> **Short task**: Extract every line that contains the string "violation".

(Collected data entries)

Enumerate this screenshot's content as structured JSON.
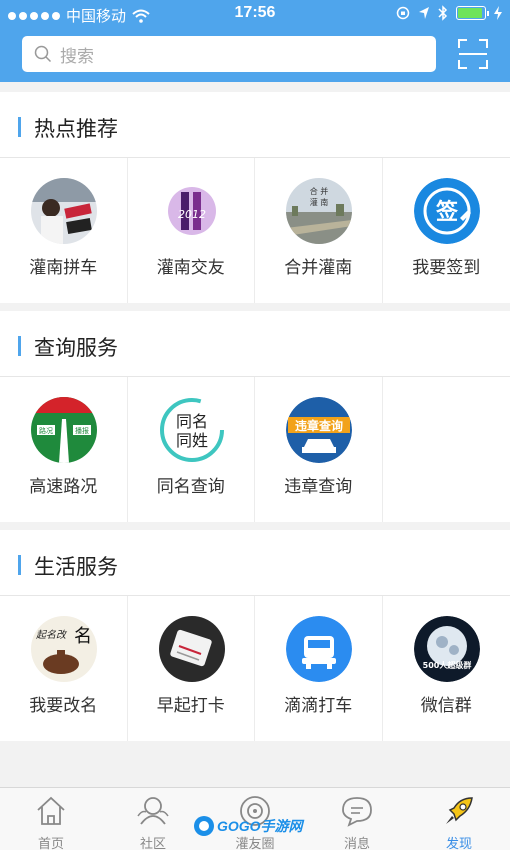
{
  "status_bar": {
    "carrier": "中国移动",
    "time": "17:56"
  },
  "search": {
    "placeholder": "搜索"
  },
  "sections": [
    {
      "title": "热点推荐",
      "items": [
        {
          "label": "灌南拼车",
          "icon": "carpool-photo-icon"
        },
        {
          "label": "灌南交友",
          "icon": "dating-photo-icon"
        },
        {
          "label": "合并灌南",
          "icon": "merge-guannan-photo-icon"
        },
        {
          "label": "我要签到",
          "icon": "check-in-icon"
        }
      ]
    },
    {
      "title": "查询服务",
      "items": [
        {
          "label": "高速路况",
          "icon": "highway-icon"
        },
        {
          "label": "同名查询",
          "icon": "same-name-icon"
        },
        {
          "label": "违章查询",
          "icon": "violation-icon"
        }
      ]
    },
    {
      "title": "生活服务",
      "items": [
        {
          "label": "我要改名",
          "icon": "rename-photo-icon"
        },
        {
          "label": "早起打卡",
          "icon": "early-rise-photo-icon"
        },
        {
          "label": "滴滴打车",
          "icon": "taxi-icon"
        },
        {
          "label": "微信群",
          "icon": "wechat-group-photo-icon"
        }
      ]
    }
  ],
  "icon_text": {
    "merge_guannan": "合 并\n灌 南",
    "same_name": [
      "同名",
      "同姓"
    ],
    "violation": "违章查询",
    "highway_left": "路况",
    "highway_right": "播报",
    "wechat_group": "500人超级群",
    "rename": "起名改名"
  },
  "bottom_nav": [
    {
      "label": "首页",
      "icon": "home-icon"
    },
    {
      "label": "社区",
      "icon": "community-icon"
    },
    {
      "label": "灌友圈",
      "icon": "friends-circle-icon"
    },
    {
      "label": "消息",
      "icon": "message-icon"
    },
    {
      "label": "发现",
      "icon": "rocket-icon",
      "active": true
    }
  ],
  "watermark": "GOGO手游网",
  "colors": {
    "brand": "#4fa5ec",
    "active_tab": "#3a8ee6"
  }
}
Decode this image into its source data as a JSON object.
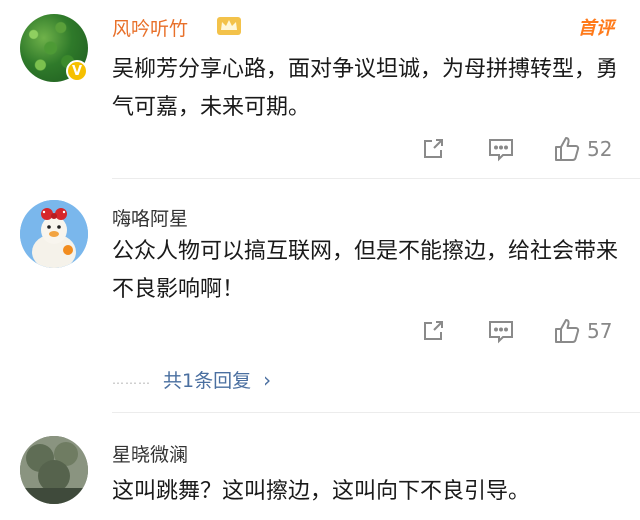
{
  "comments": [
    {
      "username": "风吟听竹",
      "verified_badge": "V",
      "tag": "首评",
      "text": "吴柳芳分享心路，面对争议坦诚，为母拼搏转型，勇气可嘉，未来可期。",
      "likes": "52",
      "icons": [
        "share-icon",
        "comment-icon",
        "like-icon"
      ]
    },
    {
      "username": "嗨咯阿星",
      "text": "公众人物可以搞互联网，但是不能擦边，给社会带来不良影响啊！",
      "likes": "57",
      "replies_dots": "………",
      "replies_label": "共1条回复",
      "replies_chevron": "›",
      "icons": [
        "share-icon",
        "comment-icon",
        "like-icon"
      ]
    },
    {
      "username": "星晓微澜",
      "text": "这叫跳舞？这叫擦边，这叫向下不良引导。"
    }
  ],
  "colors": {
    "username_highlight": "#e8702a",
    "hot_tag": "#ff7a1a",
    "link": "#4a6fa0",
    "muted": "#888888"
  }
}
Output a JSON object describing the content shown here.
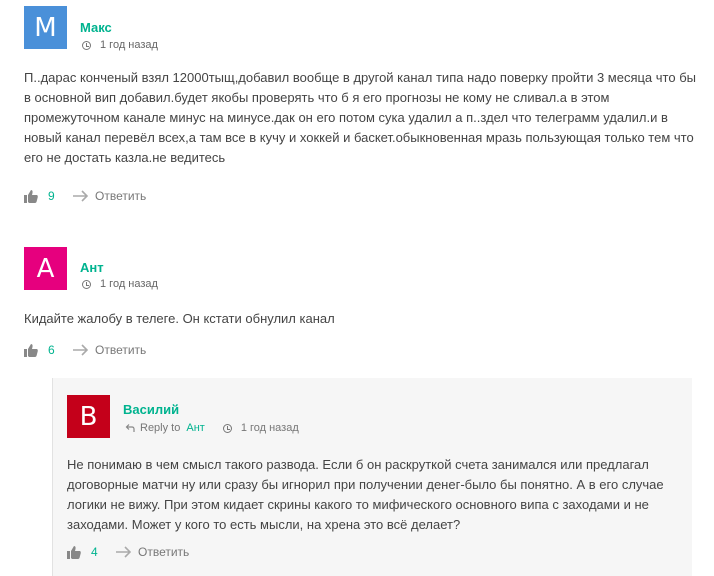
{
  "comments": [
    {
      "author": "Макс",
      "avatar_letter": "M",
      "avatar_color": "#4a90d9",
      "time": "1 год назад",
      "text": "П..дарас конченый взял 12000тыщ,добавил вообще в другой канал типа надо поверку пройти 3 месяца что бы в основной вип добавил.будет якобы проверять что б я его прогнозы не кому не сливал.а в этом промежуточном канале минус на минусе.дак он его потом сука удалил а п..здел что телеграмм удалил.и в новый канал перевёл всех,а там все в кучу и хоккей и баскет.обыкновенная мразь пользующая только тем что его не достать казла.не ведитесь",
      "votes": "9",
      "reply_label": "Ответить"
    },
    {
      "author": "Ант",
      "avatar_letter": "A",
      "avatar_color": "#e6007e",
      "time": "1 год назад",
      "text": "Кидайте жалобу в телеге. Он кстати обнулил канал",
      "votes": "6",
      "reply_label": "Ответить"
    }
  ],
  "reply": {
    "author": "Василий",
    "avatar_letter": "B",
    "avatar_color": "#c4001a",
    "reply_to_label": "Reply to",
    "reply_to_name": "Ант",
    "time": "1 год назад",
    "text": "Не понимаю в чем смысл такого развода. Если б он раскруткой счета занимался или предлагал договорные матчи ну или сразу бы игнорил при получении денег-было бы понятно. А в его случае логики не вижу. При этом кидает скрины какого то мифического основного випа с заходами и не заходами. Может у кого то есть мысли, на хрена это всё делает?",
    "votes": "4",
    "reply_label": "Ответить"
  }
}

> **Output below**:
          "icon": "violation-icon"
    "violation": "违章查询",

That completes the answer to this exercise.